_GIVEN PROBLEM:_
Search the material below for the string "verified" and list each line that holds it.

_SUPPLIED RECORDS:_

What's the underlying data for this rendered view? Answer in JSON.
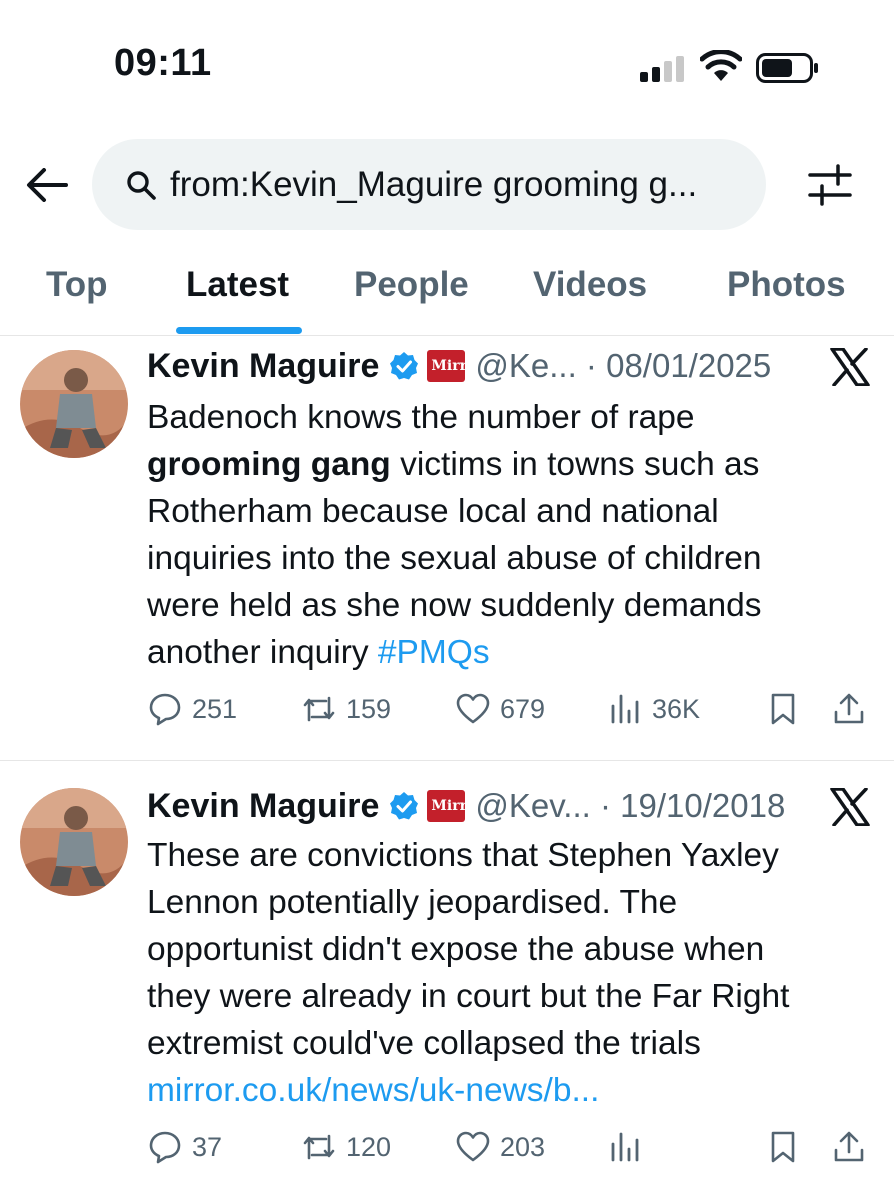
{
  "status_bar": {
    "time": "09:11"
  },
  "search": {
    "query": "from:Kevin_Maguire grooming g..."
  },
  "tabs": [
    {
      "label": "Top"
    },
    {
      "label": "Latest"
    },
    {
      "label": "People"
    },
    {
      "label": "Videos"
    },
    {
      "label": "Photos"
    }
  ],
  "active_tab": "Latest",
  "colors": {
    "accent": "#1d9bf0",
    "text": "#0f1419",
    "muted": "#536471",
    "pill": "#eff3f4",
    "mirror_red": "#c3202b"
  },
  "tweets": [
    {
      "author": "Kevin Maguire",
      "badge_text": "Mirr or",
      "handle_date": "@Ke... · 08/01/2025",
      "text_lines": [
        "Badenoch knows the number of rape",
        "grooming gang",
        " victims in towns such as",
        "Rotherham because local and national",
        "inquiries into the sexual abuse of children",
        "were held as she now suddenly demands",
        "another inquiry ",
        "#PMQs"
      ],
      "replies": "251",
      "reposts": "159",
      "likes": "679",
      "views": "36K"
    },
    {
      "author": "Kevin Maguire",
      "badge_text": "Mirr or",
      "handle_date": "@Kev... · 19/10/2018",
      "text_lines": [
        "These are convictions that Stephen Yaxley",
        "Lennon potentially jeopardised. The",
        "opportunist didn't expose the abuse when",
        "they were already in court but the Far Right",
        "extremist could've collapsed the trials",
        "mirror.co.uk/news/uk-news/b..."
      ],
      "replies": "37",
      "reposts": "120",
      "likes": "203",
      "views": ""
    }
  ],
  "icons": [
    "back-arrow-icon",
    "search-icon",
    "filter-icon",
    "verified-icon",
    "x-logo-icon",
    "reply-icon",
    "repost-icon",
    "like-icon",
    "views-icon",
    "bookmark-icon",
    "share-icon"
  ]
}
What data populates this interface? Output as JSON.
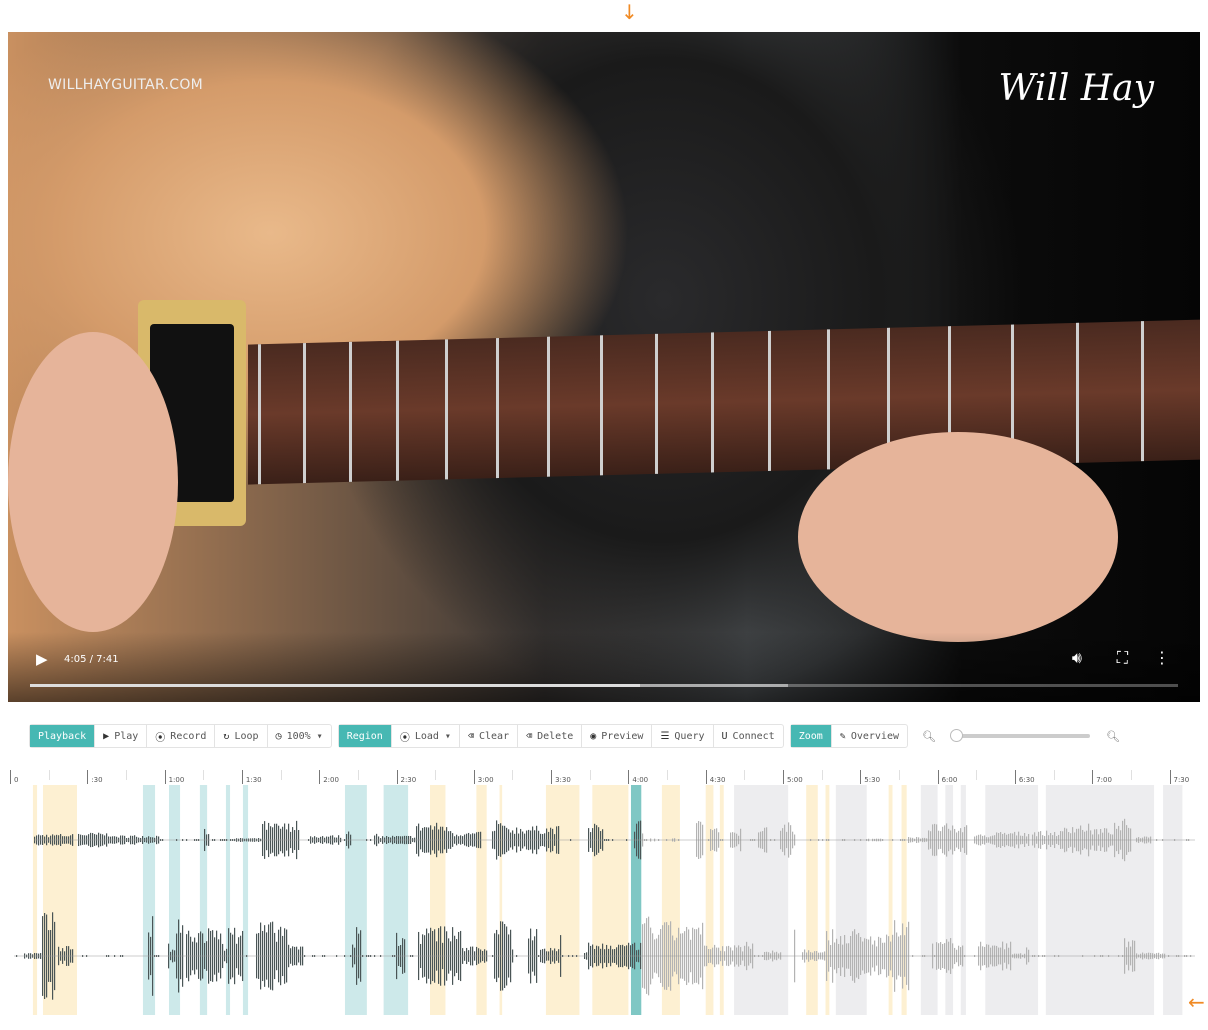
{
  "video": {
    "watermark": "WILLHAYGUITAR.COM",
    "logo": "Will Hay",
    "time": "4:05 / 7:41",
    "current_seconds": 245,
    "duration_seconds": 461,
    "buffered_fraction": 0.66,
    "icons": [
      "play-icon",
      "volume-icon",
      "fullscreen-icon",
      "more-vert-icon"
    ]
  },
  "toolbar": {
    "playback": {
      "label": "Playback",
      "items": [
        {
          "icon": "play-icon",
          "glyph": "▶",
          "label": "Play"
        },
        {
          "icon": "record-icon",
          "glyph": "⦿",
          "label": "Record"
        },
        {
          "icon": "loop-icon",
          "glyph": "↻",
          "label": "Loop"
        },
        {
          "icon": "clock-icon",
          "glyph": "◷",
          "label": "100% ▾"
        }
      ]
    },
    "region": {
      "label": "Region",
      "items": [
        {
          "icon": "load-icon",
          "glyph": "⦿",
          "label": "Load ▾"
        },
        {
          "icon": "clear-icon",
          "glyph": "⌫",
          "label": "Clear"
        },
        {
          "icon": "delete-icon",
          "glyph": "⌫",
          "label": "Delete"
        },
        {
          "icon": "eye-icon",
          "glyph": "◉",
          "label": "Preview"
        },
        {
          "icon": "query-icon",
          "glyph": "☰",
          "label": "Query"
        },
        {
          "icon": "magnet-icon",
          "glyph": "U",
          "label": "Connect"
        }
      ]
    },
    "zoom": {
      "label": "Zoom",
      "items": [
        {
          "icon": "pencil-icon",
          "glyph": "✎",
          "label": "Overview"
        }
      ]
    },
    "zoom_level": 0
  },
  "timeline": {
    "ticks": [
      "0",
      ":30",
      "1:00",
      "1:30",
      "2:00",
      "2:30",
      "3:00",
      "3:30",
      "4:00",
      "4:30",
      "5:00",
      "5:30",
      "6:00",
      "6:30",
      "7:00",
      "7:30"
    ],
    "tick_interval_seconds": 30,
    "playhead_seconds": 245,
    "colors": {
      "yellow": "#fdf0d2",
      "teal": "#cde9ea",
      "gray": "#ededef",
      "current": "#7fc7c4",
      "wave_dark": "#4a5556",
      "wave_light": "#b3b3b3",
      "arrow": "#f08a24"
    },
    "regions": [
      {
        "type": "yellow",
        "start": 8.9,
        "end": 10.5
      },
      {
        "type": "yellow",
        "start": 12.8,
        "end": 26
      },
      {
        "type": "teal",
        "start": 51.6,
        "end": 56.3
      },
      {
        "type": "teal",
        "start": 61.7,
        "end": 66
      },
      {
        "type": "teal",
        "start": 73.7,
        "end": 76.5
      },
      {
        "type": "teal",
        "start": 83.8,
        "end": 85.4
      },
      {
        "type": "teal",
        "start": 90.4,
        "end": 92.4
      },
      {
        "type": "teal",
        "start": 130,
        "end": 138.5
      },
      {
        "type": "teal",
        "start": 145,
        "end": 154.5
      },
      {
        "type": "yellow",
        "start": 163,
        "end": 169
      },
      {
        "type": "yellow",
        "start": 181,
        "end": 185
      },
      {
        "type": "yellow",
        "start": 190,
        "end": 191
      },
      {
        "type": "yellow",
        "start": 208,
        "end": 221
      },
      {
        "type": "yellow",
        "start": 226,
        "end": 240
      },
      {
        "type": "current",
        "start": 241,
        "end": 245
      },
      {
        "type": "yellow",
        "start": 253,
        "end": 260
      },
      {
        "type": "yellow",
        "start": 270,
        "end": 273
      },
      {
        "type": "yellow",
        "start": 275.5,
        "end": 277
      },
      {
        "type": "gray",
        "start": 281,
        "end": 302
      },
      {
        "type": "yellow",
        "start": 309,
        "end": 313.5
      },
      {
        "type": "yellow",
        "start": 316.5,
        "end": 318
      },
      {
        "type": "gray",
        "start": 320.5,
        "end": 332.5
      },
      {
        "type": "yellow",
        "start": 341,
        "end": 342.5
      },
      {
        "type": "yellow",
        "start": 346,
        "end": 348
      },
      {
        "type": "gray",
        "start": 353.5,
        "end": 360
      },
      {
        "type": "gray",
        "start": 363,
        "end": 366
      },
      {
        "type": "gray",
        "start": 369,
        "end": 371
      },
      {
        "type": "gray",
        "start": 378.5,
        "end": 399
      },
      {
        "type": "gray",
        "start": 402,
        "end": 444
      },
      {
        "type": "gray",
        "start": 447.5,
        "end": 455
      }
    ]
  }
}
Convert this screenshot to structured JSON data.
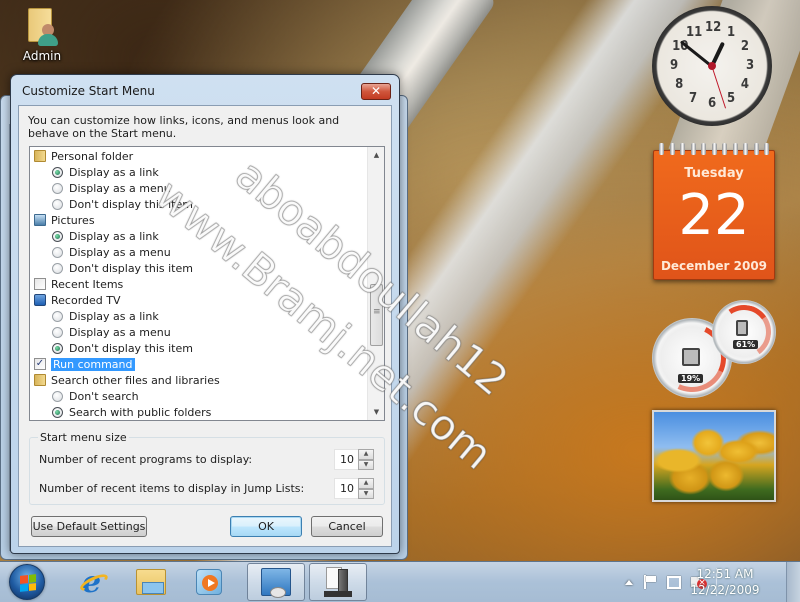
{
  "desktop": {
    "icons": [
      {
        "label": "Admin",
        "icon": "user-folder-icon"
      }
    ],
    "watermark": [
      "aboabdoullah12",
      "www.Bramj.net.com"
    ]
  },
  "dialog": {
    "title": "Customize Start Menu",
    "close_label": "✕",
    "description": "You can customize how links, icons, and menus look and behave on the Start menu.",
    "list": {
      "items": [
        {
          "type": "category",
          "label": "Personal folder",
          "icon": "personal-folder-icon"
        },
        {
          "type": "radio",
          "label": "Display as a link",
          "checked": true
        },
        {
          "type": "radio",
          "label": "Display as a menu",
          "checked": false
        },
        {
          "type": "radio",
          "label": "Don't display this item",
          "checked": false
        },
        {
          "type": "category",
          "label": "Pictures",
          "icon": "pictures-icon"
        },
        {
          "type": "radio",
          "label": "Display as a link",
          "checked": true
        },
        {
          "type": "radio",
          "label": "Display as a menu",
          "checked": false
        },
        {
          "type": "radio",
          "label": "Don't display this item",
          "checked": false
        },
        {
          "type": "checkbox",
          "label": "Recent Items",
          "checked": false
        },
        {
          "type": "category",
          "label": "Recorded TV",
          "icon": "tv-icon"
        },
        {
          "type": "radio",
          "label": "Display as a link",
          "checked": false
        },
        {
          "type": "radio",
          "label": "Display as a menu",
          "checked": false
        },
        {
          "type": "radio",
          "label": "Don't display this item",
          "checked": true
        },
        {
          "type": "checkbox",
          "label": "Run command",
          "checked": true,
          "selected": true
        },
        {
          "type": "category",
          "label": "Search other files and libraries",
          "icon": "search-libraries-icon"
        },
        {
          "type": "radio",
          "label": "Don't search",
          "checked": false
        },
        {
          "type": "radio",
          "label": "Search with public folders",
          "checked": true
        }
      ],
      "scroll_position": 0.55
    },
    "start_menu_size": {
      "group_label": "Start menu size",
      "recent_programs_label": "Number of recent programs to display:",
      "recent_programs_value": "10",
      "jump_list_label": "Number of recent items to display in Jump Lists:",
      "jump_list_value": "10"
    },
    "buttons": {
      "default_settings": "Use Default Settings",
      "ok": "OK",
      "cancel": "Cancel"
    }
  },
  "gadgets": {
    "clock": {
      "numbers": [
        "12",
        "1",
        "2",
        "3",
        "4",
        "5",
        "6",
        "7",
        "8",
        "9",
        "10",
        "11"
      ],
      "hour": 0,
      "minute": 51,
      "second": 27
    },
    "calendar": {
      "day_name": "Tuesday",
      "date": "22",
      "month_year": "December 2009"
    },
    "meter": {
      "cpu_label": "19%",
      "memory_label": "61%",
      "cpu": 0.19,
      "memory": 0.61
    },
    "slideshow": {
      "subject": "yellow tulips"
    }
  },
  "taskbar": {
    "pinned": [
      {
        "name": "internet-explorer",
        "active": false
      },
      {
        "name": "windows-explorer",
        "active": false
      },
      {
        "name": "windows-media-player",
        "active": false
      },
      {
        "name": "control-panel",
        "active": true
      },
      {
        "name": "server-manager",
        "active": true
      }
    ],
    "tray": {
      "time": "12:51 AM",
      "date": "12/22/2009"
    }
  }
}
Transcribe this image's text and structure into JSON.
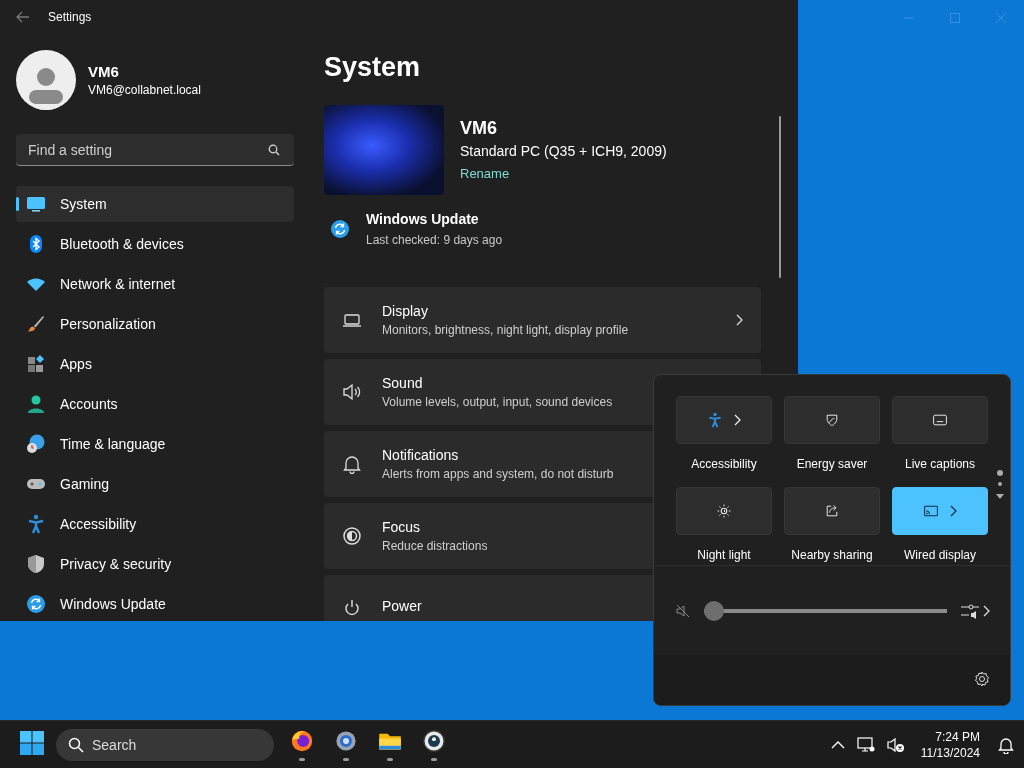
{
  "window": {
    "title": "Settings"
  },
  "user": {
    "name": "VM6",
    "email": "VM6@collabnet.local"
  },
  "search": {
    "placeholder": "Find a setting"
  },
  "nav": [
    {
      "label": "System",
      "selected": true
    },
    {
      "label": "Bluetooth & devices",
      "selected": false
    },
    {
      "label": "Network & internet",
      "selected": false
    },
    {
      "label": "Personalization",
      "selected": false
    },
    {
      "label": "Apps",
      "selected": false
    },
    {
      "label": "Accounts",
      "selected": false
    },
    {
      "label": "Time & language",
      "selected": false
    },
    {
      "label": "Gaming",
      "selected": false
    },
    {
      "label": "Accessibility",
      "selected": false
    },
    {
      "label": "Privacy & security",
      "selected": false
    },
    {
      "label": "Windows Update",
      "selected": false
    }
  ],
  "page": {
    "title": "System",
    "device": {
      "name": "VM6",
      "model": "Standard PC (Q35 + ICH9, 2009)",
      "rename": "Rename"
    },
    "update": {
      "title": "Windows Update",
      "status": "Last checked: 9 days ago"
    },
    "settings": [
      {
        "title": "Display",
        "subtitle": "Monitors, brightness, night light, display profile"
      },
      {
        "title": "Sound",
        "subtitle": "Volume levels, output, input, sound devices"
      },
      {
        "title": "Notifications",
        "subtitle": "Alerts from apps and system, do not disturb"
      },
      {
        "title": "Focus",
        "subtitle": "Reduce distractions"
      },
      {
        "title": "Power"
      }
    ]
  },
  "quick_settings": {
    "tiles": [
      {
        "label": "Accessibility",
        "on": false,
        "expandable": true
      },
      {
        "label": "Energy saver",
        "on": false,
        "expandable": false
      },
      {
        "label": "Live captions",
        "on": false,
        "expandable": false
      },
      {
        "label": "Night light",
        "on": false,
        "expandable": false
      },
      {
        "label": "Nearby sharing",
        "on": false,
        "expandable": false
      },
      {
        "label": "Wired display",
        "on": true,
        "expandable": true
      }
    ],
    "volume": {
      "level": 0
    }
  },
  "taskbar": {
    "search_placeholder": "Search",
    "apps": [
      {
        "running": true
      },
      {
        "running": true
      },
      {
        "running": true
      },
      {
        "running": true
      }
    ],
    "time": "7:24 PM",
    "date": "11/13/2024"
  }
}
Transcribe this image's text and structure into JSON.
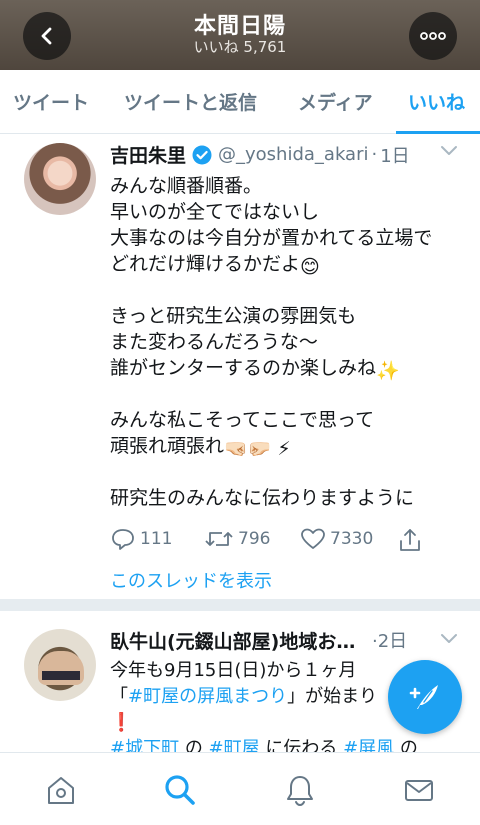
{
  "header": {
    "title": "本間日陽",
    "subtitle": "いいね 5,761",
    "back_icon": "chevron-left-icon",
    "more_icon": "ellipsis-icon"
  },
  "tabs": [
    {
      "label": "ツイート"
    },
    {
      "label": "ツイートと返信"
    },
    {
      "label": "メディア"
    },
    {
      "label": "いいね",
      "active": true
    }
  ],
  "tweets": [
    {
      "name": "吉田朱里",
      "verified": true,
      "handle": "@_yoshida_akari",
      "separator": "·",
      "date": "1日",
      "lines": [
        "みんな順番順番。",
        "早いのが全てではないし",
        "大事なのは今自分が置かれてる立場で",
        "どれだけ輝けるかだよ",
        "",
        "きっと研究生公演の雰囲気も",
        "また変わるんだろうな〜",
        "誰がセンターするのか楽しみね",
        "",
        "みんな私こそってここで思って",
        "頑張れ頑張れ",
        "",
        "研究生のみんなに伝わりますように"
      ],
      "emoji": {
        "smile": "😊",
        "sparkles": "✨",
        "fists": "🤜🏻🤛🏻",
        "bolt": "⚡"
      },
      "replies": "111",
      "retweets": "796",
      "likes": "7330",
      "thread_link": "このスレッドを表示"
    },
    {
      "name": "臥牛山(元錣山部屋)地域おこ…",
      "date": "2日",
      "line1": "今年も9月15日(日)から１ヶ月",
      "line2_pre": "「",
      "line2_tag": "#町屋の屏風まつり",
      "line2_post": "」が始まり",
      "line3": "❗",
      "line4": [
        {
          "text": "#城下町",
          "tag": true
        },
        {
          "text": " の ",
          "tag": false
        },
        {
          "text": "#町屋",
          "tag": true
        },
        {
          "text": " に伝わる ",
          "tag": false
        },
        {
          "text": "#屏風",
          "tag": true
        },
        {
          "text": " の",
          "tag": false
        }
      ]
    }
  ],
  "colors": {
    "accent": "#1da1f2",
    "muted": "#657786",
    "header_bg": "#5a5148",
    "verified": "#1da1f2"
  },
  "bottom_nav": {
    "home_icon": "home-icon",
    "search_icon": "search-icon",
    "notifications_icon": "bell-icon",
    "messages_icon": "envelope-icon"
  },
  "fab": {
    "icon": "compose-tweet-icon"
  }
}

_SOLUTION TO THE EXERCISE:_
    "verified-icon",
      "verified": true,
    "verified": "#1da1f2"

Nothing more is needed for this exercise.